— START Record excerpts —
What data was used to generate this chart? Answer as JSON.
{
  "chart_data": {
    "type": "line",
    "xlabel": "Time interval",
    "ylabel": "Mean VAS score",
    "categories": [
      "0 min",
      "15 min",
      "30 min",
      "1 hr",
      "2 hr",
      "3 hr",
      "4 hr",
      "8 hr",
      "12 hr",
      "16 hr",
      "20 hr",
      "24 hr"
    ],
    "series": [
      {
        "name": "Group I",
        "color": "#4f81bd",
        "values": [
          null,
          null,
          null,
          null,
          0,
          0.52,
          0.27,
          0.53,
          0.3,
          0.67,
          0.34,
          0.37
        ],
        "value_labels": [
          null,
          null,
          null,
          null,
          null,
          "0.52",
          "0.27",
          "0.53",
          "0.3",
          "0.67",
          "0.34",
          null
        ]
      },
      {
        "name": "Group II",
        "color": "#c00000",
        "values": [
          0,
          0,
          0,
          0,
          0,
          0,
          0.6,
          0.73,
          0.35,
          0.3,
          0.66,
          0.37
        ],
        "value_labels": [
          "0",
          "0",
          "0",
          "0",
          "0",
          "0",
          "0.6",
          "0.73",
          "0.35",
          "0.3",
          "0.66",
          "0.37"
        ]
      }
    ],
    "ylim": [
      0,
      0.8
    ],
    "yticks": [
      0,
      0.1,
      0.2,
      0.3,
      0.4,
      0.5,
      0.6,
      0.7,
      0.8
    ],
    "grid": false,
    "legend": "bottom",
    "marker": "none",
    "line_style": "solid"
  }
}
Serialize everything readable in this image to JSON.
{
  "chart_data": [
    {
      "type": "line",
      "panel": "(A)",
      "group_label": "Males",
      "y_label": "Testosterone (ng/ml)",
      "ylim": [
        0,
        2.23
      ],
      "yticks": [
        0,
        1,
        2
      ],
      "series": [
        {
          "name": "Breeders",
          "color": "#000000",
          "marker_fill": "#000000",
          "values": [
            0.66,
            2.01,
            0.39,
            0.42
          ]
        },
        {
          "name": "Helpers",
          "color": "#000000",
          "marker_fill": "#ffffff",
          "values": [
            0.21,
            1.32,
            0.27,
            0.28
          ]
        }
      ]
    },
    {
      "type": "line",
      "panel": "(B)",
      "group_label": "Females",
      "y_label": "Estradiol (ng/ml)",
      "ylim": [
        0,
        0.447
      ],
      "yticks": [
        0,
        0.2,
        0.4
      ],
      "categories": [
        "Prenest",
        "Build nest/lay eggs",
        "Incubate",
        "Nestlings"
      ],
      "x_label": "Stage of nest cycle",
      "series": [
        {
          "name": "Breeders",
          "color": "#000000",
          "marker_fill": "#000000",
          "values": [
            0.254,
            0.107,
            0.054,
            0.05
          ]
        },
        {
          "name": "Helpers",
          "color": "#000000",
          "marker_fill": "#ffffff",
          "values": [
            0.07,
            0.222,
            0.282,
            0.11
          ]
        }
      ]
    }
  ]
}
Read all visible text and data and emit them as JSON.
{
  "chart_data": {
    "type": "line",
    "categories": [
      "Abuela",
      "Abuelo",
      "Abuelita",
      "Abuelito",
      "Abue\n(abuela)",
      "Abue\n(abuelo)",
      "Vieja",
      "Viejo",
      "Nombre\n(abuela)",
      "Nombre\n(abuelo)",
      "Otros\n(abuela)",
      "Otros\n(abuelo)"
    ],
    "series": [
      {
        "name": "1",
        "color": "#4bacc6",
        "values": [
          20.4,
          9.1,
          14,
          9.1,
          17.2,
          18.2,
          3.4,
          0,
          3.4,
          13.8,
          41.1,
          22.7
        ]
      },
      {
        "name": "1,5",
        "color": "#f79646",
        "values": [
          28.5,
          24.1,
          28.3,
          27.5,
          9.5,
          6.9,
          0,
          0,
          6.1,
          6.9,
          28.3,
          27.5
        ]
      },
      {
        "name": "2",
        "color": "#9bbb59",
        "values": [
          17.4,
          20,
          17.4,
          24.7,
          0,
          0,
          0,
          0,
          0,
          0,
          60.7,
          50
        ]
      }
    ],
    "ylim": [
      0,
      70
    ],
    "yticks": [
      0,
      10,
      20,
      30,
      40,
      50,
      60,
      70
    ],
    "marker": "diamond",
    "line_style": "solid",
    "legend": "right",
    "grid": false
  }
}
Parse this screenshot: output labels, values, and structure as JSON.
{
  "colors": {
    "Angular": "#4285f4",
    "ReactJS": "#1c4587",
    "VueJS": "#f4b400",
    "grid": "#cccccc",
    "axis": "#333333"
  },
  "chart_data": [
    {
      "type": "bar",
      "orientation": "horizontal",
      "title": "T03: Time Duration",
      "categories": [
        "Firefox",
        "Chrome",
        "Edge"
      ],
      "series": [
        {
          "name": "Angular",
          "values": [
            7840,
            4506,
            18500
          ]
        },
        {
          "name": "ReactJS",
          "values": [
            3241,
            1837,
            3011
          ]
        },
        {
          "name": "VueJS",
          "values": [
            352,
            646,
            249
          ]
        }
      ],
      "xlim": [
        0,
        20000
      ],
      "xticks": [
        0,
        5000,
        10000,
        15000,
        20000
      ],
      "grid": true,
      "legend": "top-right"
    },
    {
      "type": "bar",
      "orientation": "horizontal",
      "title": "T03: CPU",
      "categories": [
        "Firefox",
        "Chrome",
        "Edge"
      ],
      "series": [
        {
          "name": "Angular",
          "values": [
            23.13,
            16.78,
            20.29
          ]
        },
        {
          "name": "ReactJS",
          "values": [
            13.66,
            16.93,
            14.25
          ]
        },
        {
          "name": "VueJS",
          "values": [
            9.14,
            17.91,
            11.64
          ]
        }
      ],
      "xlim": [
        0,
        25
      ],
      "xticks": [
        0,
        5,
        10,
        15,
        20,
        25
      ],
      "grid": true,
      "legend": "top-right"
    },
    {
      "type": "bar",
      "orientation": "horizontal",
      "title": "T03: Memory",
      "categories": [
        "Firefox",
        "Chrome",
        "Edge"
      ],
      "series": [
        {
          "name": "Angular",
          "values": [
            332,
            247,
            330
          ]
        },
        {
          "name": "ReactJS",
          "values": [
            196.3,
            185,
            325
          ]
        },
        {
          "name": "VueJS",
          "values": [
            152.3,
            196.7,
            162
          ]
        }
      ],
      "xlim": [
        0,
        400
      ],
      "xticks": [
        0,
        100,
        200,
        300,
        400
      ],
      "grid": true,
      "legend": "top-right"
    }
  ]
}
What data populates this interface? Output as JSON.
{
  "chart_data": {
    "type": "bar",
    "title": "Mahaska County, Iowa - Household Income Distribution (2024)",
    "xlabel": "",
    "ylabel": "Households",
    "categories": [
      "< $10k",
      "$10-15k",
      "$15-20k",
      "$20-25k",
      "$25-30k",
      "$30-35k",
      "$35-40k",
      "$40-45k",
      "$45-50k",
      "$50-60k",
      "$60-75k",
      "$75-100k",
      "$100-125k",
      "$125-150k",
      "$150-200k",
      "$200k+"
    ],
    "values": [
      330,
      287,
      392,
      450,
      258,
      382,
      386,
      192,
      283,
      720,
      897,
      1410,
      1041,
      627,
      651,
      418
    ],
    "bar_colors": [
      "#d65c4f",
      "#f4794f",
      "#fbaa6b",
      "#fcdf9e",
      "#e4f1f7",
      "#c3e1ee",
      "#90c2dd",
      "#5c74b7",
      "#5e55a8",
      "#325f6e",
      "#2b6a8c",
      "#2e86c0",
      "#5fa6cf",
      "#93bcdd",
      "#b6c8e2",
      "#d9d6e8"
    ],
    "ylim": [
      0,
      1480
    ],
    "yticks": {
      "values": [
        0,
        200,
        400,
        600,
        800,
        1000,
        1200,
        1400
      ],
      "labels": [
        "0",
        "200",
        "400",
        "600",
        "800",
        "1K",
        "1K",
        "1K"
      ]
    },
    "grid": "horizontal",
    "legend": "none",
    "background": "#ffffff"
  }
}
— END Record excerpts —
- [Instructions for the task] Of the lines in the material above, state how many contain the string "Time"; give no other text.

- [Solved exercise] 2